■ PASSAGE FOR REVIEW ■

■ ■ ■ ■ ■ ■ ■

US early voting surge surpasses 2016 amid pandemic
People wait in a line to vote at Madison Square Garden during early voting for the U.S. presidential election, New York City, Oct. 24, 2020. (AFP Photo)


More than 56 million voters have already cast their ballot across the country with eight days to go in the presidential campaign. Election experts are suggesting that as many as 150 million Americans may vote, a pace that could lead to the highest voter turnout in over a century.

The eye-popping figure is a sign of intense interest in the contest between Republican President Donald Trump and Democratic challenger Joe Biden, as well as Americans' desire to reduce their risk of exposure to COVID-19, which has killed more than 224,000 people across the United States.

Many states have expanded in-person early voting and mail-in ballots ahead of Election Day on Nov. 3, as a safer way to vote during the coronavirus pandemic. The high level of early voting has led Michael McDonald, the University of Florida professor who administers the U.S. Elections Project, to predict a record turnout of about 150 million, representing 65% of eligible voters, the highest rate since 1908.

In New York state, voters jammed polling places and stood in line for hours to cast ballots on the state's first day of early voting on Saturday. Long lines formed before polls opened across New York City and Long Island, videos on social media showed.

■ ■ ■ ■ ■ ■ ■

■ RECORDED DATA ■
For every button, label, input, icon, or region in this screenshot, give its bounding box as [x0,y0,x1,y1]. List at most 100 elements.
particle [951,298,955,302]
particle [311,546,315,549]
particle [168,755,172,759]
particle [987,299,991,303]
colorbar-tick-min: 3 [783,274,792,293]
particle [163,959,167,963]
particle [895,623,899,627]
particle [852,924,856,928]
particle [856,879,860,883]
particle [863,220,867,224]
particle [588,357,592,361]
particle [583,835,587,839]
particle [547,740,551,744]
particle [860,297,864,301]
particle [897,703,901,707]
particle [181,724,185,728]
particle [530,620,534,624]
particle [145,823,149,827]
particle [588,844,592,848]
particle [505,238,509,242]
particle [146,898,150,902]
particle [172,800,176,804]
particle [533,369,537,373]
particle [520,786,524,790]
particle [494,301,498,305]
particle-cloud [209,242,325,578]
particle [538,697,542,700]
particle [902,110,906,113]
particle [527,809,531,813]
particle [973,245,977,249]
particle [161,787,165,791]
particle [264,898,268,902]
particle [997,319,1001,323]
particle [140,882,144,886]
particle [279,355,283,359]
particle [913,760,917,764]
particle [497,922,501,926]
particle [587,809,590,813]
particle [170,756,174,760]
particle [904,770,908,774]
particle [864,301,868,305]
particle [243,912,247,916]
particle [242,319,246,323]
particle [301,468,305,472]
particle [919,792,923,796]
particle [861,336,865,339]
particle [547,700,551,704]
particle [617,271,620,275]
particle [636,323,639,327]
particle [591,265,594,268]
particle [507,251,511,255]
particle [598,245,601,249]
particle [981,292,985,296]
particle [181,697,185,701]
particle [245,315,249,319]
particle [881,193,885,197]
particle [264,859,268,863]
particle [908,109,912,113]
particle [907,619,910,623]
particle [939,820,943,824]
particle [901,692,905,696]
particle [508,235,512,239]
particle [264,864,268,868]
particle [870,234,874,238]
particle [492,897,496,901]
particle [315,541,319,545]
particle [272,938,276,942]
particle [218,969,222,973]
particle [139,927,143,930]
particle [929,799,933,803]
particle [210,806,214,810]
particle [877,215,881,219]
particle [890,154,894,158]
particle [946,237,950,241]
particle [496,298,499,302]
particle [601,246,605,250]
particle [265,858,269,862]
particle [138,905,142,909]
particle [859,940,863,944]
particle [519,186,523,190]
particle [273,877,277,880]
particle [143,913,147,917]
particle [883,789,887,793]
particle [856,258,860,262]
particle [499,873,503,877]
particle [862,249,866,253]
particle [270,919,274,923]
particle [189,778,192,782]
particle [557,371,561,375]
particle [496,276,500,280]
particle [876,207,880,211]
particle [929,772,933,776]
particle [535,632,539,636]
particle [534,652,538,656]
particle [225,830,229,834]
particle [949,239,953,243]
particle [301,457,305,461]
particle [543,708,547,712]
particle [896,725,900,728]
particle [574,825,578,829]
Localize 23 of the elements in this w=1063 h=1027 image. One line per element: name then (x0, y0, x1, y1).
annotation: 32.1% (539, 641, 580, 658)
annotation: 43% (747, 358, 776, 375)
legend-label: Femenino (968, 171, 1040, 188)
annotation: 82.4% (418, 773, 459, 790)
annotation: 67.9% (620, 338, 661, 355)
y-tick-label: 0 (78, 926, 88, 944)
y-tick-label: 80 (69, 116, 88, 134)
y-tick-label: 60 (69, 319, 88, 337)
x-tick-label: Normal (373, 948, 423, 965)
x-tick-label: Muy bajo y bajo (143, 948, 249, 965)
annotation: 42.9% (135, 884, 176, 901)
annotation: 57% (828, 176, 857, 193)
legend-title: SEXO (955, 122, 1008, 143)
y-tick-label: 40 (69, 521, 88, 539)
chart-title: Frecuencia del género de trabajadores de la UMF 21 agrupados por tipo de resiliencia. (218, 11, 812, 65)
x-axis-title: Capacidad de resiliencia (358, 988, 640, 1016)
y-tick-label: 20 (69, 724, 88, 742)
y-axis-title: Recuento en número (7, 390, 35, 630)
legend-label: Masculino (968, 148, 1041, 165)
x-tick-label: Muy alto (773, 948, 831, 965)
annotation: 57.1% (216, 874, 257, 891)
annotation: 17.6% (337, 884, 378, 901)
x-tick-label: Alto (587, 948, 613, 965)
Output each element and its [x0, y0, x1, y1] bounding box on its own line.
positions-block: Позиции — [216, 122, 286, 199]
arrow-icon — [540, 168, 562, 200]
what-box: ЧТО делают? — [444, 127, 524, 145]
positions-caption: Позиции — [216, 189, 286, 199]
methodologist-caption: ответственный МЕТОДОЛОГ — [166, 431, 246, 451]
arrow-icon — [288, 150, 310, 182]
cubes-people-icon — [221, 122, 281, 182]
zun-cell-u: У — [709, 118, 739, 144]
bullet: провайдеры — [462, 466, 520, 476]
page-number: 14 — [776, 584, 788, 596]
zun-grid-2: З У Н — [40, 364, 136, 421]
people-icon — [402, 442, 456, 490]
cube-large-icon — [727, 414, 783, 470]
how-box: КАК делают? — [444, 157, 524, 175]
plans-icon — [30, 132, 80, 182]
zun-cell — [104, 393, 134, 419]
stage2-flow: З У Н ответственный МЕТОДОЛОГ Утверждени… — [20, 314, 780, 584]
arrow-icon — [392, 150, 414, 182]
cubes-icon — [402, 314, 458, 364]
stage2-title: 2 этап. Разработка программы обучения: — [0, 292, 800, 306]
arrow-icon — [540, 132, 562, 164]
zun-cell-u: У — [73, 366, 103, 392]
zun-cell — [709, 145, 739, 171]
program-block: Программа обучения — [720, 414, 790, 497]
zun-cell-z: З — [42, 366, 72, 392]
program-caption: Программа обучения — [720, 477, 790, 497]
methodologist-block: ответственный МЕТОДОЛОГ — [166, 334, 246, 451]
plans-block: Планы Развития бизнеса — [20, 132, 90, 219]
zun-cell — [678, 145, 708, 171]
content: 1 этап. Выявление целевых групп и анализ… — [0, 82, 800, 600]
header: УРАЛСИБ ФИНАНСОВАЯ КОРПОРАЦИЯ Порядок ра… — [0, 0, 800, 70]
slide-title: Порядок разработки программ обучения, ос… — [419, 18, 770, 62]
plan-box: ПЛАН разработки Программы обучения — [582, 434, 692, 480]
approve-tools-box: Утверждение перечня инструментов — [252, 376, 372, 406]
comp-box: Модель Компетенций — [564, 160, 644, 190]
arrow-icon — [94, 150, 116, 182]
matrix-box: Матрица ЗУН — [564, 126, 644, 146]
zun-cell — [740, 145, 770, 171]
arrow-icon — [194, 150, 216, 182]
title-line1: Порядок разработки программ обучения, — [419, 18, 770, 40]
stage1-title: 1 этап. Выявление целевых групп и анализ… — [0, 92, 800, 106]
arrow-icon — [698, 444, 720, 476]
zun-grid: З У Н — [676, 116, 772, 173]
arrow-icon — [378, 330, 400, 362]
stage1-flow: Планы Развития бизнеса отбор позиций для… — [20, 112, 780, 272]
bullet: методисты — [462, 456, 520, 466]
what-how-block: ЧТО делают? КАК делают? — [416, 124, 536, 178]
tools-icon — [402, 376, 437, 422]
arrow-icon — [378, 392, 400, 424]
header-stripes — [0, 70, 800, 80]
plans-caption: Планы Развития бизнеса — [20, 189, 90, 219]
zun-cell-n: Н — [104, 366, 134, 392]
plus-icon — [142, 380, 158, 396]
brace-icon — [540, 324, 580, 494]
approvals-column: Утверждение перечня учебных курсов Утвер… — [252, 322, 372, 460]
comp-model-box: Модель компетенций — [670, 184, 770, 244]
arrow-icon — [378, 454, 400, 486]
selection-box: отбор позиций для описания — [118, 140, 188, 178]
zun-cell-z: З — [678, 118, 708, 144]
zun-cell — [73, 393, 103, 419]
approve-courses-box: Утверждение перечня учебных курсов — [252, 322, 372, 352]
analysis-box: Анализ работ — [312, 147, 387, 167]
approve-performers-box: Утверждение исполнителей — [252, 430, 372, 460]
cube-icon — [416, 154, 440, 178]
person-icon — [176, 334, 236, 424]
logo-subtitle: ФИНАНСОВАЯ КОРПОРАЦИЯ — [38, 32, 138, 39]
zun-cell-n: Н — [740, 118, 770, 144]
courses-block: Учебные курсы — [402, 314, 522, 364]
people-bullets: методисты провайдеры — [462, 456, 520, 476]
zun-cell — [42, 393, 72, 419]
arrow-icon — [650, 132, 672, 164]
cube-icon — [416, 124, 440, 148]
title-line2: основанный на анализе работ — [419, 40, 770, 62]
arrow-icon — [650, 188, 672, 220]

■ ■ ■ ■ ■ ■ ■

Extend the news article on the 2020 US early voting surge from the point where it ends, following its last paragraph on New York's first day of early voting.

In Texas, Americans have already cast as many early votes as they did in 2016 and are nearly 80% of the way toward hitting the total — both early and on Election Day — counted four years ago. The voting bonanza has some Democrats optimistic that decades of low turnout and undisputed Republican dominance may soon be a thing of the past.

But what that it all means for Texas is far from clear. Voters don’t register by party in the state, making it difficult to know which party or presidential candidate has an edge. Polls are unusually close in Texas, but neither Trump or Biden has swung through Texas, focusing on clear battleground states instead like Arizona and Florida.

Trump is storming his way through top battleground states in a late push to make up ground against Biden, who leads in national opinion polls. Opinion polls in many of the most vital swing states that will decide the election show a closer race. New Hampshire, which Trump lost to Democrat Hillary Clinton by about 3,000 votes in 2016, has not been considered a top-tier battleground, and most polls show Biden with a comfortable edge in the New England state.

After voting early in his home state of Florida on Saturday, Trump raced through rallies in three states, North Carolina, Ohio and Wisconsin, where he promised the end of the coronavirus pandemic was in sight and said Biden would threaten jobs by pushing for more COVID-19 restrictions.

The pandemic has upended campaign traditions, and its effects still are being felt. Americans may find themselves waiting days or weeks to know who won as election officials count tens of millions of mail-in votes. The virus has become a central issue of the presidential election, with Trump sparring over his handling of the pandemic with challenger Biden. "The idea that somehow this White House has done anything but completely screw this thing up is nonsense," said Trump's predecessor Barack Obama, who hit the campaign trail on Saturday to campaign for Biden, his former deputy.